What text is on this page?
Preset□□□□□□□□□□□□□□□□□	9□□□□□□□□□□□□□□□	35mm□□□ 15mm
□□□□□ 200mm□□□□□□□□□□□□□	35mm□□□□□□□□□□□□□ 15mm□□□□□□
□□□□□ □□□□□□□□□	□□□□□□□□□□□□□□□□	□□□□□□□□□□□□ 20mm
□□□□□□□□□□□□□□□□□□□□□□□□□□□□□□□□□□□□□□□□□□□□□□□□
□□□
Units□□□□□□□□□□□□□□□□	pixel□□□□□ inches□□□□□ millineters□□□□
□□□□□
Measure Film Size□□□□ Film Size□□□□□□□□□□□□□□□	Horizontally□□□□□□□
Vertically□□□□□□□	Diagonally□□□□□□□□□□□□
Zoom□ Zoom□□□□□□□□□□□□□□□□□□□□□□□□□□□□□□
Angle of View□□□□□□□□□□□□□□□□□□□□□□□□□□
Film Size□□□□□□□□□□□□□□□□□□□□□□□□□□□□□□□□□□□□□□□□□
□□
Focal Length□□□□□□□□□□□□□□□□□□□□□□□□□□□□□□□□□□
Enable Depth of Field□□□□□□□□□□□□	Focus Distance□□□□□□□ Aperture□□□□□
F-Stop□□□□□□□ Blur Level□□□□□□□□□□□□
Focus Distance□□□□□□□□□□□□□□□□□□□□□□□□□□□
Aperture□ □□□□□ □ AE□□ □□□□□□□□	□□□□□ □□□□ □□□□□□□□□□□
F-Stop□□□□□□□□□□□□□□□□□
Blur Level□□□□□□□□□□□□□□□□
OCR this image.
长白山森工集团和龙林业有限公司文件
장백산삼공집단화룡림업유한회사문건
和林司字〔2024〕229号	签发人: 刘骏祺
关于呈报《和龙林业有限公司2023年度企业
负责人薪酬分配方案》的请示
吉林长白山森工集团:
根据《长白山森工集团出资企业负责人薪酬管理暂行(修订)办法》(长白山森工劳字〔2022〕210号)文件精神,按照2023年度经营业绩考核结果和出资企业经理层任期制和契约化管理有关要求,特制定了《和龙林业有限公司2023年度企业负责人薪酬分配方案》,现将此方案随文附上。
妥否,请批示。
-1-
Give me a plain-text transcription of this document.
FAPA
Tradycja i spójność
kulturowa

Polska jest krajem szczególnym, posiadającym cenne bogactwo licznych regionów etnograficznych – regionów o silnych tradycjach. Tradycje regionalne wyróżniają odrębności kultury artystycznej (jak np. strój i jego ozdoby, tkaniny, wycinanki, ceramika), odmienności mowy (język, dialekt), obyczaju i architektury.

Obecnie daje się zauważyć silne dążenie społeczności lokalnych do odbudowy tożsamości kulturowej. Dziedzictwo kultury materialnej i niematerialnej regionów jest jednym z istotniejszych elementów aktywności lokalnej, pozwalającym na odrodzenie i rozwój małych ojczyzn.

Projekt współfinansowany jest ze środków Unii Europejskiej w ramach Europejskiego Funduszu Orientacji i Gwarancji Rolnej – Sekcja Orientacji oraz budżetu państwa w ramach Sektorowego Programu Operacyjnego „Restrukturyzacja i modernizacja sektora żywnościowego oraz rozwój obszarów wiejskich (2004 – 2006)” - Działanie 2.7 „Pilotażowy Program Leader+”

━━━

## [What you are asked to do]
Repeat the entries shown above, every one, word for word.

## [Full output]
What text is on this page?
Preset□□□□□□□□□□□□□□□□□	9□□□□□□□□□□□□□□□	35mm□□□ 15mm
□□□□□ 200mm□□□□□□□□□□□□□	35mm□□□□□□□□□□□□□ 15mm□□□□□□
□□□□□ □□□□□□□□□	□□□□□□□□□□□□□□□□	□□□□□□□□□□□□ 20mm
□□□□□□□□□□□□□□□□□□□□□□□□□□□□□□□□□□□□□□□□□□□□□□□□
□□□
Units□□□□□□□□□□□□□□□□	pixel□□□□□ inches□□□□□ millineters□□□□
□□□□□
Measure Film Size□□□□ Film Size□□□□□□□□□□□□□□□	Horizontally□□□□□□□
Vertically□□□□□□□	Diagonally□□□□□□□□□□□□
Zoom□ Zoom□□□□□□□□□□□□□□□□□□□□□□□□□□□□□□
Angle of View□□□□□□□□□□□□□□□□□□□□□□□□□□
Film Size□□□□□□□□□□□□□□□□□□□□□□□□□□□□□□□□□□□□□□□□□
□□
Focal Length□□□□□□□□□□□□□□□□□□□□□□□□□□□□□□□□□□
Enable Depth of Field□□□□□□□□□□□□	Focus Distance□□□□□□□ Aperture□□□□□
F-Stop□□□□□□□ Blur Level□□□□□□□□□□□□
Focus Distance□□□□□□□□□□□□□□□□□□□□□□□□□□□
Aperture□ □□□□□ □ AE□□ □□□□□□□□	□□□□□ □□□□ □□□□□□□□□□□
F-Stop□□□□□□□□□□□□□□□□□
Blur Level□□□□□□□□□□□□□□□□
OCR this image.
长白山森工集团和龙林业有限公司文件
장백산삼공집단화룡림업유한회사문건
和林司字〔2024〕229号	签发人: 刘骏祺
关于呈报《和龙林业有限公司2023年度企业
负责人薪酬分配方案》的请示
吉林长白山森工集团:
根据《长白山森工集团出资企业负责人薪酬管理暂行(修订)办法》(长白山森工劳字〔2022〕210号)文件精神,按照2023年度经营业绩考核结果和出资企业经理层任期制和契约化管理有关要求,特制定了《和龙林业有限公司2023年度企业负责人薪酬分配方案》,现将此方案随文附上。
妥否,请批示。
-1-
Give me a plain-text transcription of this document.
FAPA
Tradycja i spójność
kulturowa

Polska jest krajem szczególnym, posiadającym cenne bogactwo licznych regionów etnograficznych – regionów o silnych tradycjach. Tradycje regionalne wyróżniają odrębności kultury artystycznej (jak np. strój i jego ozdoby, tkaniny, wycinanki, ceramika), odmienności mowy (język, dialekt), obyczaju i architektury.

Obecnie daje się zauważyć silne dążenie społeczności lokalnych do odbudowy tożsamości kulturowej. Dziedzictwo kultury materialnej i niematerialnej regionów jest jednym z istotniejszych elementów aktywności lokalnej, pozwalającym na odrodzenie i rozwój małych ojczyzn.

Projekt współfinansowany jest ze środków Unii Europejskiej w ramach Europejskiego Funduszu Orientacji i Gwarancji Rolnej – Sekcja Orientacji oraz budżetu państwa w ramach Sektorowego Programu Operacyjnego „Restrukturyzacja i modernizacja sektora żywnościowego oraz rozwój obszarów wiejskich (2004 – 2006)” - Działanie 2.7 „Pilotażowy Program Leader+”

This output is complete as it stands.